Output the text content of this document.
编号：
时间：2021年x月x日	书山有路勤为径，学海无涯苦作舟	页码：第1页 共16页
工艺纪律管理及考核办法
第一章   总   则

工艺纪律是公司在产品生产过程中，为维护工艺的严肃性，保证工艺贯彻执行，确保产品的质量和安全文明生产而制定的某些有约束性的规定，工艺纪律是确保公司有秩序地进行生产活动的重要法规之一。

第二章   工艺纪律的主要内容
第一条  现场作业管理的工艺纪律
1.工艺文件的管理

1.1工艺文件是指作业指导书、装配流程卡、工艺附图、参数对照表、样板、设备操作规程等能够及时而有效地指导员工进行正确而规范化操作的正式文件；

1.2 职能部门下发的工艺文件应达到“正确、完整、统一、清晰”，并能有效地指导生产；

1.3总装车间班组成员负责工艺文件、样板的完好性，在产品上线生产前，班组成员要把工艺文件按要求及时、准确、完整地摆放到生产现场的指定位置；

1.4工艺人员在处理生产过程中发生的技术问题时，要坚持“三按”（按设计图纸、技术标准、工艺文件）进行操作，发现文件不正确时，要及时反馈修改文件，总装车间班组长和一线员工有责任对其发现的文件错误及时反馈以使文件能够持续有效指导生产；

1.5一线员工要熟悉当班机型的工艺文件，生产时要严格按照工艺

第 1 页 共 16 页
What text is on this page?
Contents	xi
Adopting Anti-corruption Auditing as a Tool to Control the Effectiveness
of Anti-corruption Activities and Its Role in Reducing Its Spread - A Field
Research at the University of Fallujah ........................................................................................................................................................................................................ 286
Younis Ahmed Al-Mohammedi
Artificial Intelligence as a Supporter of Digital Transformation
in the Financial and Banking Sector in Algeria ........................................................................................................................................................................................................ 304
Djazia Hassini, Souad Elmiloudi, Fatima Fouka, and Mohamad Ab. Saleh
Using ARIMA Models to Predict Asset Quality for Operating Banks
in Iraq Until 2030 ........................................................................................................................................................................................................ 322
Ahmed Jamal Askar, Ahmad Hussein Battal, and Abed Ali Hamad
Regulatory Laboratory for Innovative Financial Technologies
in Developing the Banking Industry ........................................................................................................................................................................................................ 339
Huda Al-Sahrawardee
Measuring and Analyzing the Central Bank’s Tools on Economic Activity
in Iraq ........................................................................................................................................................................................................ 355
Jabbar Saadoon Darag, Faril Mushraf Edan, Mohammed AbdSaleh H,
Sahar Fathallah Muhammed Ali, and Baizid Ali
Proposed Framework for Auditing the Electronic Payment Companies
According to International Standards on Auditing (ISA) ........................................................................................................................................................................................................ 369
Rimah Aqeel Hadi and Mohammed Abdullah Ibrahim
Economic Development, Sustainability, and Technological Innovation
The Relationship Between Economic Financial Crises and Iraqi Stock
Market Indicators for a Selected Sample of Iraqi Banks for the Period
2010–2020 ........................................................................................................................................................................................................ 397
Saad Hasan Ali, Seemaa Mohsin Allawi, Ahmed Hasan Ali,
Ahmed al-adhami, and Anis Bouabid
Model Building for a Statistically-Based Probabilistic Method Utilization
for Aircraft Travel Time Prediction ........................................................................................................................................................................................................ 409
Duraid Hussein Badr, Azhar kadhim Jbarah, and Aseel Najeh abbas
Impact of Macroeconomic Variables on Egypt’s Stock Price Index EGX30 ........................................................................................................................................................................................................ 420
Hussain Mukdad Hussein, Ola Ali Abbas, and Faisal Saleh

EXERCISE PROMPT: In full and verbatim, repeat the records given above.

OUTPUT FOR THIS TASK:
Output the text content of this document.
编号：
时间：2021年x月x日	书山有路勤为径，学海无涯苦作舟	页码：第1页 共16页
工艺纪律管理及考核办法
第一章   总   则

工艺纪律是公司在产品生产过程中，为维护工艺的严肃性，保证工艺贯彻执行，确保产品的质量和安全文明生产而制定的某些有约束性的规定，工艺纪律是确保公司有秩序地进行生产活动的重要法规之一。

第二章   工艺纪律的主要内容
第一条  现场作业管理的工艺纪律
1.工艺文件的管理

1.1工艺文件是指作业指导书、装配流程卡、工艺附图、参数对照表、样板、设备操作规程等能够及时而有效地指导员工进行正确而规范化操作的正式文件；

1.2 职能部门下发的工艺文件应达到“正确、完整、统一、清晰”，并能有效地指导生产；

1.3总装车间班组成员负责工艺文件、样板的完好性，在产品上线生产前，班组成员要把工艺文件按要求及时、准确、完整地摆放到生产现场的指定位置；

1.4工艺人员在处理生产过程中发生的技术问题时，要坚持“三按”（按设计图纸、技术标准、工艺文件）进行操作，发现文件不正确时，要及时反馈修改文件，总装车间班组长和一线员工有责任对其发现的文件错误及时反馈以使文件能够持续有效指导生产；

1.5一线员工要熟悉当班机型的工艺文件，生产时要严格按照工艺

第 1 页 共 16 页
What text is on this page?
Contents	xi
Adopting Anti-corruption Auditing as a Tool to Control the Effectiveness
of Anti-corruption Activities and Its Role in Reducing Its Spread - A Field
Research at the University of Fallujah ........................................................................................................................................................................................................ 286
Younis Ahmed Al-Mohammedi
Artificial Intelligence as a Supporter of Digital Transformation
in the Financial and Banking Sector in Algeria ........................................................................................................................................................................................................ 304
Djazia Hassini, Souad Elmiloudi, Fatima Fouka, and Mohamad Ab. Saleh
Using ARIMA Models to Predict Asset Quality for Operating Banks
in Iraq Until 2030 ........................................................................................................................................................................................................ 322
Ahmed Jamal Askar, Ahmad Hussein Battal, and Abed Ali Hamad
Regulatory Laboratory for Innovative Financial Technologies
in Developing the Banking Industry ........................................................................................................................................................................................................ 339
Huda Al-Sahrawardee
Measuring and Analyzing the Central Bank’s Tools on Economic Activity
in Iraq ........................................................................................................................................................................................................ 355
Jabbar Saadoon Darag, Faril Mushraf Edan, Mohammed AbdSaleh H,
Sahar Fathallah Muhammed Ali, and Baizid Ali
Proposed Framework for Auditing the Electronic Payment Companies
According to International Standards on Auditing (ISA) ........................................................................................................................................................................................................ 369
Rimah Aqeel Hadi and Mohammed Abdullah Ibrahim
Economic Development, Sustainability, and Technological Innovation
The Relationship Between Economic Financial Crises and Iraqi Stock
Market Indicators for a Selected Sample of Iraqi Banks for the Period
2010–2020 ........................................................................................................................................................................................................ 397
Saad Hasan Ali, Seemaa Mohsin Allawi, Ahmed Hasan Ali,
Ahmed al-adhami, and Anis Bouabid
Model Building for a Statistically-Based Probabilistic Method Utilization
for Aircraft Travel Time Prediction ........................................................................................................................................................................................................ 409
Duraid Hussein Badr, Azhar kadhim Jbarah, and Aseel Najeh abbas
Impact of Macroeconomic Variables on Egypt’s Stock Price Index EGX30 ........................................................................................................................................................................................................ 420
Hussain Mukdad Hussein, Ola Ali Abbas, and Faisal Saleh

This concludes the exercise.